Exercise goal:
Leave out the images and repeat the listing below without a single change.
**** Information provided
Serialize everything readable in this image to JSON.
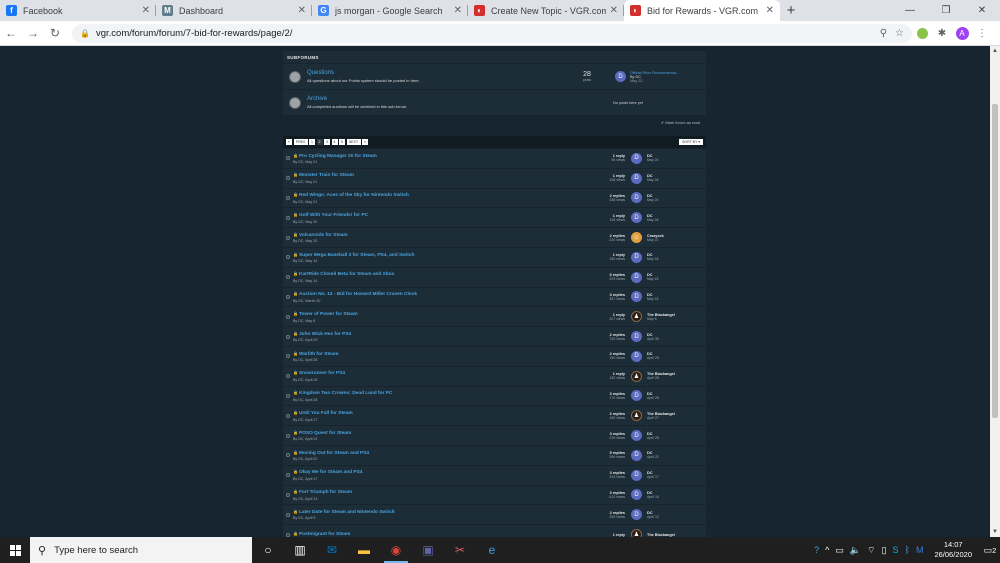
{
  "browser": {
    "tabs": [
      {
        "title": "Facebook",
        "icon": "facebook-icon",
        "color": "#1877f2",
        "glyph": "f"
      },
      {
        "title": "Dashboard",
        "icon": "m-logo-icon",
        "color": "#607d8b",
        "glyph": "M"
      },
      {
        "title": "js morgan - Google Search",
        "icon": "google-icon",
        "color": "#4285f4",
        "glyph": "G"
      },
      {
        "title": "Create New Topic - VGR.com",
        "icon": "vgr-icon",
        "color": "#d32f2f",
        "glyph": "◐"
      },
      {
        "title": "Bid for Rewards - VGR.com",
        "icon": "vgr-icon",
        "color": "#d32f2f",
        "glyph": "◐",
        "active": true
      }
    ],
    "url": "vgr.com/forum/forum/7-bid-for-rewards/page/2/",
    "profile_initial": "A"
  },
  "subforums": {
    "heading": "SUBFORUMS",
    "items": [
      {
        "title": "Questions",
        "desc": "All questions about our Points system should be posted in here.",
        "count": "28",
        "count_label": "posts",
        "last_title": "Official Price Recommenda...",
        "last_by": "By DC",
        "last_date": "May 22",
        "last_avatar": "D"
      },
      {
        "title": "Archive",
        "desc": "All completed auctions will be archived in this sub-forum.",
        "empty": "No posts here yet"
      }
    ],
    "mark_read": "✔ Mark forum as read"
  },
  "pager": {
    "prev": "PREV",
    "pages": [
      "1",
      "2",
      "3",
      "4",
      "5"
    ],
    "next": "NEXT",
    "sort": "SORT BY ▾"
  },
  "topics": [
    {
      "title": "Pro Cycling Manager 20 for Steam",
      "by": "By DC, May 21",
      "replies": "1 reply",
      "views": "96 views",
      "last": "DC",
      "date": "May 24",
      "av": "D",
      "kind": "d"
    },
    {
      "title": "Monster Train for Steam",
      "by": "By DC, May 21",
      "replies": "1 reply",
      "views": "108 views",
      "last": "DC",
      "date": "May 24",
      "av": "D",
      "kind": "d"
    },
    {
      "title": "Red Wings: Aces of the Sky for Nintendo Switch",
      "by": "By DC, May 21",
      "replies": "2 replies",
      "views": "158 views",
      "last": "DC",
      "date": "May 24",
      "av": "D",
      "kind": "d"
    },
    {
      "title": "Golf With Your Friends! for PC",
      "by": "By DC, May 20",
      "replies": "1 reply",
      "views": "115 views",
      "last": "DC",
      "date": "May 24",
      "av": "D",
      "kind": "d"
    },
    {
      "title": "Volcanoids for Steam",
      "by": "By DC, May 20",
      "replies": "2 replies",
      "views": "220 views",
      "last": "Crazycek",
      "date": "May 22",
      "av": "☺",
      "kind": "ok"
    },
    {
      "title": "Super Mega Baseball 3 for Steam, PS4, and Switch",
      "by": "By DC, May 14",
      "replies": "1 reply",
      "views": "150 views",
      "last": "DC",
      "date": "May 18",
      "av": "D",
      "kind": "d"
    },
    {
      "title": "KartRide Closed Beta for Steam and Xbox",
      "by": "By DC, May 14",
      "replies": "6 replies",
      "views": "229 views",
      "last": "DC",
      "date": "May 15",
      "av": "D",
      "kind": "d"
    },
    {
      "title": "Auction No. 12 - Bid for Howard Miller Craven Clock",
      "by": "By DC, March 30",
      "replies": "3 replies",
      "views": "387 views",
      "last": "DC",
      "date": "May 15",
      "av": "D",
      "kind": "d"
    },
    {
      "title": "Tower of Power for Steam",
      "by": "By DC, May 8",
      "replies": "1 reply",
      "views": "207 views",
      "last": "The Blackangel",
      "date": "May 8",
      "av": "♟",
      "kind": "bk"
    },
    {
      "title": "John Wick Hex for PS4",
      "by": "By DC, April 29",
      "replies": "2 replies",
      "views": "730 views",
      "last": "DC",
      "date": "April 30",
      "av": "D",
      "kind": "d"
    },
    {
      "title": "Warlith for Steam",
      "by": "By DC, April 28",
      "replies": "2 replies",
      "views": "150 views",
      "last": "DC",
      "date": "April 29",
      "av": "D",
      "kind": "d"
    },
    {
      "title": "Snowrunner for PS4",
      "by": "By DC, April 28",
      "replies": "1 reply",
      "views": "152 views",
      "last": "The Blackangel",
      "date": "April 28",
      "av": "♟",
      "kind": "bk"
    },
    {
      "title": "Kingdom Two Crowns: Dead Land for PC",
      "by": "By DC, April 28",
      "replies": "3 replies",
      "views": "170 views",
      "last": "DC",
      "date": "April 28",
      "av": "D",
      "kind": "d"
    },
    {
      "title": "Until You Fall for Steam",
      "by": "By DC, April 27",
      "replies": "2 replies",
      "views": "160 views",
      "last": "The Blackangel",
      "date": "April 27",
      "av": "♟",
      "kind": "bk"
    },
    {
      "title": "POSO Quest for Steam",
      "by": "By DC, April 23",
      "replies": "3 replies",
      "views": "229 views",
      "last": "DC",
      "date": "April 25",
      "av": "D",
      "kind": "d"
    },
    {
      "title": "Moving Out for Steam and PS4",
      "by": "By DC, April 22",
      "replies": "5 replies",
      "views": "269 views",
      "last": "DC",
      "date": "April 22",
      "av": "D",
      "kind": "d"
    },
    {
      "title": "Okay Me for Steam and PS4",
      "by": "By DC, April 17",
      "replies": "3 replies",
      "views": "243 views",
      "last": "DC",
      "date": "April 17",
      "av": "D",
      "kind": "d"
    },
    {
      "title": "Fort Triumph for Steam",
      "by": "By DC, April 13",
      "replies": "3 replies",
      "views": "612 views",
      "last": "DC",
      "date": "April 15",
      "av": "D",
      "kind": "d"
    },
    {
      "title": "Later Date for Steam and Nintendo Switch",
      "by": "By DC, April 9",
      "replies": "2 replies",
      "views": "293 views",
      "last": "DC",
      "date": "April 12",
      "av": "D",
      "kind": "d"
    },
    {
      "title": "Postmigrant for Steam",
      "by": "",
      "replies": "1 reply",
      "views": "",
      "last": "The Blackangel",
      "date": "",
      "av": "♟",
      "kind": "bk"
    }
  ],
  "taskbar": {
    "search_placeholder": "Type here to search",
    "time": "14:07",
    "date": "26/06/2020",
    "notifications": "2"
  }
}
********
Task answer:
Serialize everything readable in this image to JSON.
{
  "browser": {
    "tabs": [
      {
        "title": "Facebook",
        "icon": "facebook-icon",
        "color": "#1877f2",
        "glyph": "f"
      },
      {
        "title": "Dashboard",
        "icon": "m-logo-icon",
        "color": "#607d8b",
        "glyph": "M"
      },
      {
        "title": "js morgan - Google Search",
        "icon": "google-icon",
        "color": "#4285f4",
        "glyph": "G"
      },
      {
        "title": "Create New Topic - VGR.com",
        "icon": "vgr-icon",
        "color": "#d32f2f",
        "glyph": "◐"
      },
      {
        "title": "Bid for Rewards - VGR.com",
        "icon": "vgr-icon",
        "color": "#d32f2f",
        "glyph": "◐",
        "active": true
      }
    ],
    "url": "vgr.com/forum/forum/7-bid-for-rewards/page/2/",
    "profile_initial": "A"
  },
  "subforums": {
    "heading": "SUBFORUMS",
    "items": [
      {
        "title": "Questions",
        "desc": "All questions about our Points system should be posted in here.",
        "count": "28",
        "count_label": "posts",
        "last_title": "Official Price Recommenda...",
        "last_by": "By DC",
        "last_date": "May 22",
        "last_avatar": "D"
      },
      {
        "title": "Archive",
        "desc": "All completed auctions will be archived in this sub-forum.",
        "empty": "No posts here yet"
      }
    ],
    "mark_read": "✔ Mark forum as read"
  },
  "pager": {
    "prev": "PREV",
    "pages": [
      "1",
      "2",
      "3",
      "4",
      "5"
    ],
    "next": "NEXT",
    "sort": "SORT BY ▾"
  },
  "topics": [
    {
      "title": "Pro Cycling Manager 20 for Steam",
      "by": "By DC, May 21",
      "replies": "1 reply",
      "views": "96 views",
      "last": "DC",
      "date": "May 24",
      "av": "D",
      "kind": "d"
    },
    {
      "title": "Monster Train for Steam",
      "by": "By DC, May 21",
      "replies": "1 reply",
      "views": "108 views",
      "last": "DC",
      "date": "May 24",
      "av": "D",
      "kind": "d"
    },
    {
      "title": "Red Wings: Aces of the Sky for Nintendo Switch",
      "by": "By DC, May 21",
      "replies": "2 replies",
      "views": "158 views",
      "last": "DC",
      "date": "May 24",
      "av": "D",
      "kind": "d"
    },
    {
      "title": "Golf With Your Friends! for PC",
      "by": "By DC, May 20",
      "replies": "1 reply",
      "views": "115 views",
      "last": "DC",
      "date": "May 24",
      "av": "D",
      "kind": "d"
    },
    {
      "title": "Volcanoids for Steam",
      "by": "By DC, May 20",
      "replies": "2 replies",
      "views": "220 views",
      "last": "Crazycek",
      "date": "May 22",
      "av": "☺",
      "kind": "ok"
    },
    {
      "title": "Super Mega Baseball 3 for Steam, PS4, and Switch",
      "by": "By DC, May 14",
      "replies": "1 reply",
      "views": "150 views",
      "last": "DC",
      "date": "May 18",
      "av": "D",
      "kind": "d"
    },
    {
      "title": "KartRide Closed Beta for Steam and Xbox",
      "by": "By DC, May 14",
      "replies": "6 replies",
      "views": "229 views",
      "last": "DC",
      "date": "May 15",
      "av": "D",
      "kind": "d"
    },
    {
      "title": "Auction No. 12 - Bid for Howard Miller Craven Clock",
      "by": "By DC, March 30",
      "replies": "3 replies",
      "views": "387 views",
      "last": "DC",
      "date": "May 15",
      "av": "D",
      "kind": "d"
    },
    {
      "title": "Tower of Power for Steam",
      "by": "By DC, May 8",
      "replies": "1 reply",
      "views": "207 views",
      "last": "The Blackangel",
      "date": "May 8",
      "av": "♟",
      "kind": "bk"
    },
    {
      "title": "John Wick Hex for PS4",
      "by": "By DC, April 29",
      "replies": "2 replies",
      "views": "730 views",
      "last": "DC",
      "date": "April 30",
      "av": "D",
      "kind": "d"
    },
    {
      "title": "Warlith for Steam",
      "by": "By DC, April 28",
      "replies": "2 replies",
      "views": "150 views",
      "last": "DC",
      "date": "April 29",
      "av": "D",
      "kind": "d"
    },
    {
      "title": "Snowrunner for PS4",
      "by": "By DC, April 28",
      "replies": "1 reply",
      "views": "152 views",
      "last": "The Blackangel",
      "date": "April 28",
      "av": "♟",
      "kind": "bk"
    },
    {
      "title": "Kingdom Two Crowns: Dead Land for PC",
      "by": "By DC, April 28",
      "replies": "3 replies",
      "views": "170 views",
      "last": "DC",
      "date": "April 28",
      "av": "D",
      "kind": "d"
    },
    {
      "title": "Until You Fall for Steam",
      "by": "By DC, April 27",
      "replies": "2 replies",
      "views": "160 views",
      "last": "The Blackangel",
      "date": "April 27",
      "av": "♟",
      "kind": "bk"
    },
    {
      "title": "POSO Quest for Steam",
      "by": "By DC, April 23",
      "replies": "3 replies",
      "views": "229 views",
      "last": "DC",
      "date": "April 25",
      "av": "D",
      "kind": "d"
    },
    {
      "title": "Moving Out for Steam and PS4",
      "by": "By DC, April 22",
      "replies": "5 replies",
      "views": "269 views",
      "last": "DC",
      "date": "April 22",
      "av": "D",
      "kind": "d"
    },
    {
      "title": "Okay Me for Steam and PS4",
      "by": "By DC, April 17",
      "replies": "3 replies",
      "views": "243 views",
      "last": "DC",
      "date": "April 17",
      "av": "D",
      "kind": "d"
    },
    {
      "title": "Fort Triumph for Steam",
      "by": "By DC, April 13",
      "replies": "3 replies",
      "views": "612 views",
      "last": "DC",
      "date": "April 15",
      "av": "D",
      "kind": "d"
    },
    {
      "title": "Later Date for Steam and Nintendo Switch",
      "by": "By DC, April 9",
      "replies": "2 replies",
      "views": "293 views",
      "last": "DC",
      "date": "April 12",
      "av": "D",
      "kind": "d"
    },
    {
      "title": "Postmigrant for Steam",
      "by": "",
      "replies": "1 reply",
      "views": "",
      "last": "The Blackangel",
      "date": "",
      "av": "♟",
      "kind": "bk"
    }
  ],
  "taskbar": {
    "search_placeholder": "Type here to search",
    "time": "14:07",
    "date": "26/06/2020",
    "notifications": "2"
  }
}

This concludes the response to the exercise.